Extracted data entries
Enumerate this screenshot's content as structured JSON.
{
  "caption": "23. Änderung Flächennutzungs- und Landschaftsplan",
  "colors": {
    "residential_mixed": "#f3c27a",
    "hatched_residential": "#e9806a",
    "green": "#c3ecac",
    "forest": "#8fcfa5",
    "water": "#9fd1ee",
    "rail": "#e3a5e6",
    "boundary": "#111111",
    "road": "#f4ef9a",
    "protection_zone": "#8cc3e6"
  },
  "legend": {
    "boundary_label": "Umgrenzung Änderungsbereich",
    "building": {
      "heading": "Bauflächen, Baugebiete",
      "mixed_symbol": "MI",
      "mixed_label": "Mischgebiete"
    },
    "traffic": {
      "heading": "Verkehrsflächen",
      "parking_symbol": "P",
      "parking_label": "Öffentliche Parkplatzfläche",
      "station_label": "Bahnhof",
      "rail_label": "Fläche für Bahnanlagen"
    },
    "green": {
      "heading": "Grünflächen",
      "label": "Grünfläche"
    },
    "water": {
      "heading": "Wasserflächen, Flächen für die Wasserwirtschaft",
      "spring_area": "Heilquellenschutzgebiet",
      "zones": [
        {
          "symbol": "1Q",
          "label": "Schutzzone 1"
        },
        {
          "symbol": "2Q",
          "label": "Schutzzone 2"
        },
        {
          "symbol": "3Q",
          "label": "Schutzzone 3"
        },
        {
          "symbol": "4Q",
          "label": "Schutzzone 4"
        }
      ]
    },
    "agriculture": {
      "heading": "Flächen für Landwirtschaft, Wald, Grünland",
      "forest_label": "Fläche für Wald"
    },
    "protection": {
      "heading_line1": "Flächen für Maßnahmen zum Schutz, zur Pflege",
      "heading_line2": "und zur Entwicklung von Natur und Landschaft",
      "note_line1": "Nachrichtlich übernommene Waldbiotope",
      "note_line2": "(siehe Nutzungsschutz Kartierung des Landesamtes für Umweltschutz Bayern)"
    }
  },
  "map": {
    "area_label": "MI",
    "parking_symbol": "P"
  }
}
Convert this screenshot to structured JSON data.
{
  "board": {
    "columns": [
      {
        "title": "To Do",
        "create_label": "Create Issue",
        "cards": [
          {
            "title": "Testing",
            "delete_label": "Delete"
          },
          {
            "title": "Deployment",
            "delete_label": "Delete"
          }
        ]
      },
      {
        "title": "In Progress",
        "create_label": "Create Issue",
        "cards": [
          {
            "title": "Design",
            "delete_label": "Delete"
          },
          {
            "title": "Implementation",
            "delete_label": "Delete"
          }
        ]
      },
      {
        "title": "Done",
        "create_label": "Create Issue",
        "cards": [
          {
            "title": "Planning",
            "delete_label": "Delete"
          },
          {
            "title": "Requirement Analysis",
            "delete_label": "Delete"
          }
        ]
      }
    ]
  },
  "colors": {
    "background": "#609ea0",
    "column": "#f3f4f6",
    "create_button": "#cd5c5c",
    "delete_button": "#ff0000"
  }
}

==

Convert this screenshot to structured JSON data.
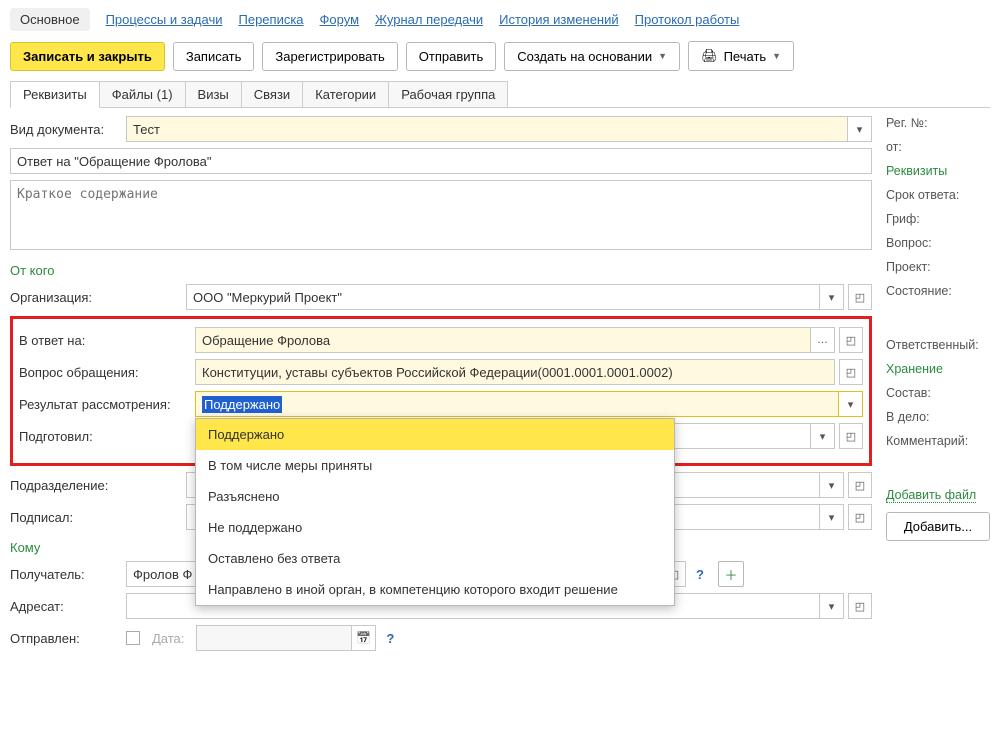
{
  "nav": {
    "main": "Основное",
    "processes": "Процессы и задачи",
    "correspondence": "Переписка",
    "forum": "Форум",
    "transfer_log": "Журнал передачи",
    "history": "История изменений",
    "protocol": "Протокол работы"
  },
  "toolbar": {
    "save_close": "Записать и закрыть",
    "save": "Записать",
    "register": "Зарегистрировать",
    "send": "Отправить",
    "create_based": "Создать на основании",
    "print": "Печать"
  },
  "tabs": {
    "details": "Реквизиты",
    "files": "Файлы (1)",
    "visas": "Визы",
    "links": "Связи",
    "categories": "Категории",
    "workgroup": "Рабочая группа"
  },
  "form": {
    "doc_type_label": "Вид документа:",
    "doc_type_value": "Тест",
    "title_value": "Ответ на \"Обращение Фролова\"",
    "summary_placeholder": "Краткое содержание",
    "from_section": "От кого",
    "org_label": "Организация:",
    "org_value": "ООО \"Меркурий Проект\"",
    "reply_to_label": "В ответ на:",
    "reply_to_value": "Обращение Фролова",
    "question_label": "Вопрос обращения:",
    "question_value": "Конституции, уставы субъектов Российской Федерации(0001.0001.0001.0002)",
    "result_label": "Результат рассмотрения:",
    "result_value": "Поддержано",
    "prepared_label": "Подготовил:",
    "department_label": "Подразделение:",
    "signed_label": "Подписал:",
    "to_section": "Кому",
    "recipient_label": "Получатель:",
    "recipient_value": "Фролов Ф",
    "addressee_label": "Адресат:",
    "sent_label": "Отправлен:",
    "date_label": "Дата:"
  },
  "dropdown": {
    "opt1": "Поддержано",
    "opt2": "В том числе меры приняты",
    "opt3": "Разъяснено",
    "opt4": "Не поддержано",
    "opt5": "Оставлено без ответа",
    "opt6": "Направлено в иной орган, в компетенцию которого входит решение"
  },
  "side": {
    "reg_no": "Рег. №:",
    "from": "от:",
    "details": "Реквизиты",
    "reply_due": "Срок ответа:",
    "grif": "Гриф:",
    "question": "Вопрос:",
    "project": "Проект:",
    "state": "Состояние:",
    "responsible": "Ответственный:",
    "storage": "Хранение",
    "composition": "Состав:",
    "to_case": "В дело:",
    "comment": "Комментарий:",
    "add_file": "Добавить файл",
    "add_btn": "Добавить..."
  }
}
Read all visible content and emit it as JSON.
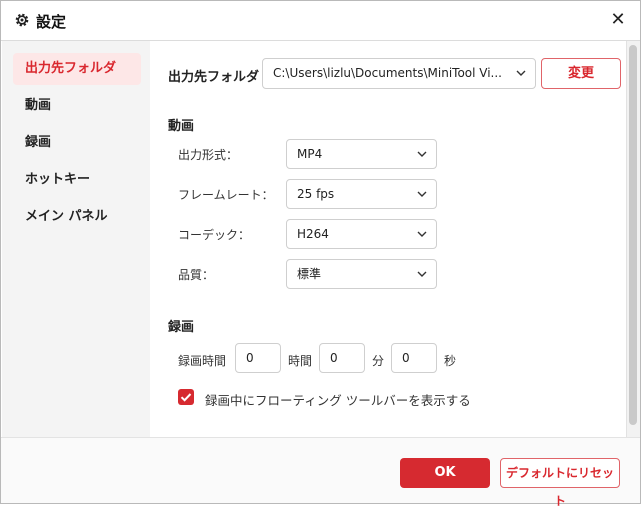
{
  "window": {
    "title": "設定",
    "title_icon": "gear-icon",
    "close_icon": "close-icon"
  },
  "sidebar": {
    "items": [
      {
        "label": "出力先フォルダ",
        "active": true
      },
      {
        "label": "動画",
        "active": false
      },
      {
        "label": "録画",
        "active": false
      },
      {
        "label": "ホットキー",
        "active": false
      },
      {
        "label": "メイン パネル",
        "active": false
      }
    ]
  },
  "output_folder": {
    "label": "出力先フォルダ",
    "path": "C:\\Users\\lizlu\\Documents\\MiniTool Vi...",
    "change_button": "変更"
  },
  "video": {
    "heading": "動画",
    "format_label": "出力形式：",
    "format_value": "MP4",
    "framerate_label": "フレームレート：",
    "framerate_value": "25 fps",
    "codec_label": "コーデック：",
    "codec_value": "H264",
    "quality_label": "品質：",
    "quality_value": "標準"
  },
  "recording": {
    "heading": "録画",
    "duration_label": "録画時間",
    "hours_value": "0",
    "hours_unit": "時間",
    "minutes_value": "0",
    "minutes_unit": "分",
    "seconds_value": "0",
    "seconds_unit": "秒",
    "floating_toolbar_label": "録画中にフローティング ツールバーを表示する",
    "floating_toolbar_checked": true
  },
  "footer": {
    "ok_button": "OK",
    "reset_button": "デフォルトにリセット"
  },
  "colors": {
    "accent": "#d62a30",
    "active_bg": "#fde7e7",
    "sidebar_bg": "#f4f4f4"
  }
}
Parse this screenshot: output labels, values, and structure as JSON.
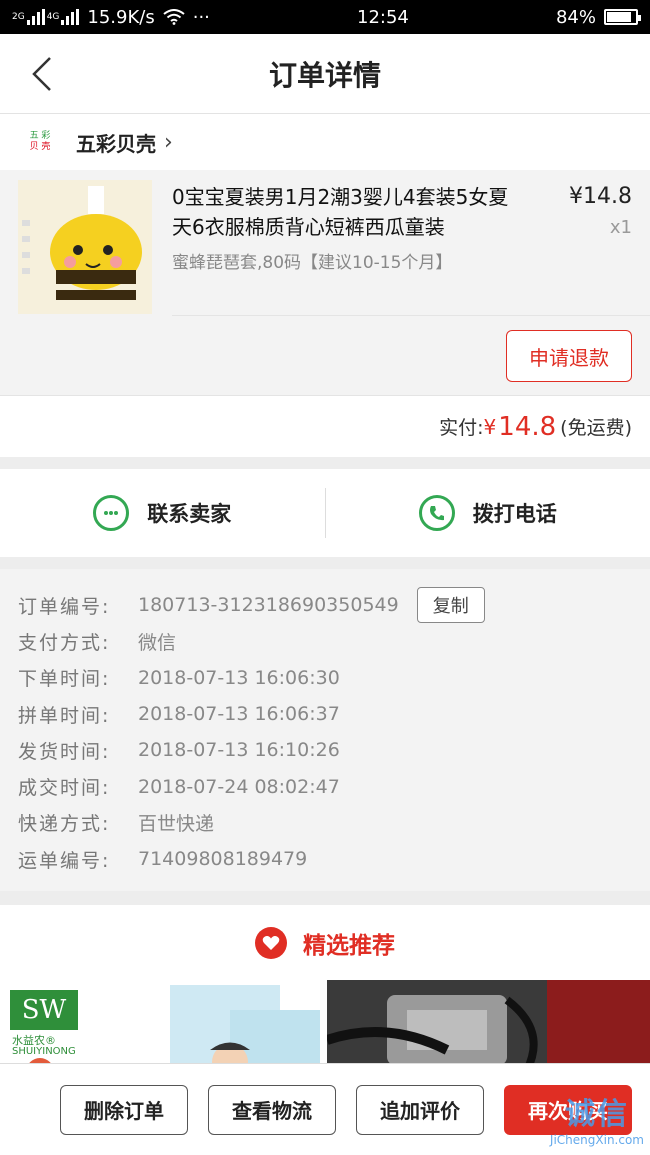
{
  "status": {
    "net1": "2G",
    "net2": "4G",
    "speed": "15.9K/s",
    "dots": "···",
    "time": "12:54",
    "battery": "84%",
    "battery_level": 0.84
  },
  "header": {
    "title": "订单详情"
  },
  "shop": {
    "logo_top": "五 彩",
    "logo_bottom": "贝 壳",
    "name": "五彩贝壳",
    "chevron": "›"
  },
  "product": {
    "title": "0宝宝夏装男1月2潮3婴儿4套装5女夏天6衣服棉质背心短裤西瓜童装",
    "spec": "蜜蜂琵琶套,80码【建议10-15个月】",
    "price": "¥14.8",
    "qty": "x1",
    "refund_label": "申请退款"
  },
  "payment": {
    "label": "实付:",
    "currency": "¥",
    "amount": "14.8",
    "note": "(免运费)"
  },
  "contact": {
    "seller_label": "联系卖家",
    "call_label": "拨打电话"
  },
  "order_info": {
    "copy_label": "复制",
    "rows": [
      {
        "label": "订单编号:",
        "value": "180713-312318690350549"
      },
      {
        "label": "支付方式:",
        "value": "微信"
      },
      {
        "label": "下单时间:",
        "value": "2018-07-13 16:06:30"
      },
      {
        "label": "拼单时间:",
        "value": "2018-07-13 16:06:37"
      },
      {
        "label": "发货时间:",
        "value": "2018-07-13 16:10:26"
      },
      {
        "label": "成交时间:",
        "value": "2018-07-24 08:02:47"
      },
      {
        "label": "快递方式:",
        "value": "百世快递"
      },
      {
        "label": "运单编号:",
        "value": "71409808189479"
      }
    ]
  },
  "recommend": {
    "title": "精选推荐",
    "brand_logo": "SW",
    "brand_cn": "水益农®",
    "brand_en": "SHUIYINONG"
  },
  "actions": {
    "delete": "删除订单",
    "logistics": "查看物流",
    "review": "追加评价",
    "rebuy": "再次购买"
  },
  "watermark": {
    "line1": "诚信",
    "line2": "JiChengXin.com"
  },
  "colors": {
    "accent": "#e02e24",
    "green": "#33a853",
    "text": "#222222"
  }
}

**What is needed:** Where does the word "ответа" appear? Return each line that holds it.

**Solution to the exercise:**
    "opt5": "Оставлено без ответа",
    "reply_due": "Срок ответа:",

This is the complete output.